— start of STORED ROWS —
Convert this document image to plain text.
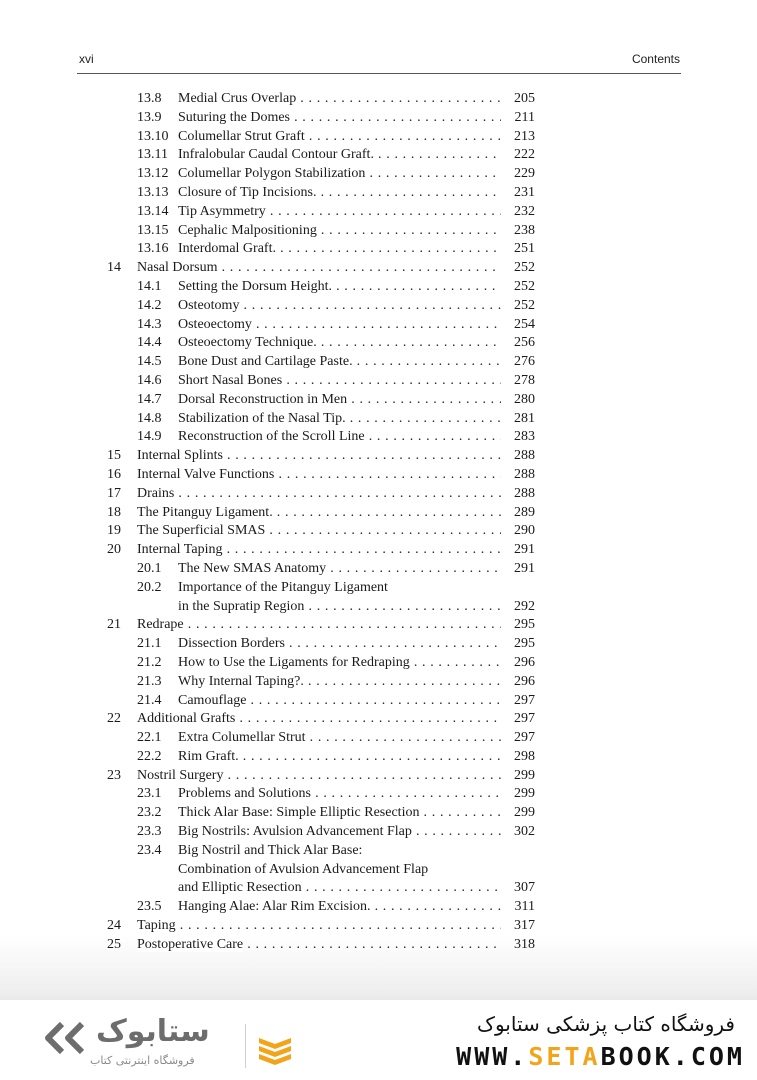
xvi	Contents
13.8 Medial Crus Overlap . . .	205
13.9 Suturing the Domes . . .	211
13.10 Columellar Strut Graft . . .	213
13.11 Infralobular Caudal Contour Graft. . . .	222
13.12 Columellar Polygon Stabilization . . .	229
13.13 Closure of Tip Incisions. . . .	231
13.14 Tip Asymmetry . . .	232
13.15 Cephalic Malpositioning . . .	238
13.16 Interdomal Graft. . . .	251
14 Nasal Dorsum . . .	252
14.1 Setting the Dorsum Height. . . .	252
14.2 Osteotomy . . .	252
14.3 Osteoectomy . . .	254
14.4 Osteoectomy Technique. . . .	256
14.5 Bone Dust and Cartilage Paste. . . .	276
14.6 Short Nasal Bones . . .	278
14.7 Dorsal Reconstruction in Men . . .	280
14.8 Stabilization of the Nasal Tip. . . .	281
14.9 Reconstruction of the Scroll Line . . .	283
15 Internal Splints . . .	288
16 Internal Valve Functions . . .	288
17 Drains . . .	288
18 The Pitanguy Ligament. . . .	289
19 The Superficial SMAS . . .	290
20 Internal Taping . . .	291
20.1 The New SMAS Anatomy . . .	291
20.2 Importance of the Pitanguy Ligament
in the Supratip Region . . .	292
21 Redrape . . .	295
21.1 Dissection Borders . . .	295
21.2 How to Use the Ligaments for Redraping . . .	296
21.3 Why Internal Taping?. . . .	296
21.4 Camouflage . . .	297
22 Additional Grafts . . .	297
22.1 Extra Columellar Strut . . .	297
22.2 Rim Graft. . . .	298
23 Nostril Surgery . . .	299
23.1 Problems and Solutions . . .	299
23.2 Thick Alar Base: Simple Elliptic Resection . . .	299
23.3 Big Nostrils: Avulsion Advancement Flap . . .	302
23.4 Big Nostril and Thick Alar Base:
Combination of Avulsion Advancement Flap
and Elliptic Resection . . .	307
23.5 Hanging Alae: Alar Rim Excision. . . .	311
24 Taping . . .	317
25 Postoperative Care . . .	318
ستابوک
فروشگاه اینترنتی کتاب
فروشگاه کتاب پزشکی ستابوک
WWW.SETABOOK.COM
— end of STORED ROWS —
WRITTEN EXERCISE:
Quote the records in full and exactly; skip any image.

ANSWER IN FULL:
Convert this document image to plain text.
xvi	Contents
13.8 Medial Crus Overlap . . .	205
13.9 Suturing the Domes . . .	211
13.10 Columellar Strut Graft . . .	213
13.11 Infralobular Caudal Contour Graft. . . .	222
13.12 Columellar Polygon Stabilization . . .	229
13.13 Closure of Tip Incisions. . . .	231
13.14 Tip Asymmetry . . .	232
13.15 Cephalic Malpositioning . . .	238
13.16 Interdomal Graft. . . .	251
14 Nasal Dorsum . . .	252
14.1 Setting the Dorsum Height. . . .	252
14.2 Osteotomy . . .	252
14.3 Osteoectomy . . .	254
14.4 Osteoectomy Technique. . . .	256
14.5 Bone Dust and Cartilage Paste. . . .	276
14.6 Short Nasal Bones . . .	278
14.7 Dorsal Reconstruction in Men . . .	280
14.8 Stabilization of the Nasal Tip. . . .	281
14.9 Reconstruction of the Scroll Line . . .	283
15 Internal Splints . . .	288
16 Internal Valve Functions . . .	288
17 Drains . . .	288
18 The Pitanguy Ligament. . . .	289
19 The Superficial SMAS . . .	290
20 Internal Taping . . .	291
20.1 The New SMAS Anatomy . . .	291
20.2 Importance of the Pitanguy Ligament
in the Supratip Region . . .	292
21 Redrape . . .	295
21.1 Dissection Borders . . .	295
21.2 How to Use the Ligaments for Redraping . . .	296
21.3 Why Internal Taping?. . . .	296
21.4 Camouflage . . .	297
22 Additional Grafts . . .	297
22.1 Extra Columellar Strut . . .	297
22.2 Rim Graft. . . .	298
23 Nostril Surgery . . .	299
23.1 Problems and Solutions . . .	299
23.2 Thick Alar Base: Simple Elliptic Resection . . .	299
23.3 Big Nostrils: Avulsion Advancement Flap . . .	302
23.4 Big Nostril and Thick Alar Base:
Combination of Avulsion Advancement Flap
and Elliptic Resection . . .	307
23.5 Hanging Alae: Alar Rim Excision. . . .	311
24 Taping . . .	317
25 Postoperative Care . . .	318
ستابوک
فروشگاه اینترنتی کتاب
فروشگاه کتاب پزشکی ستابوک
WWW.SETABOOK.COM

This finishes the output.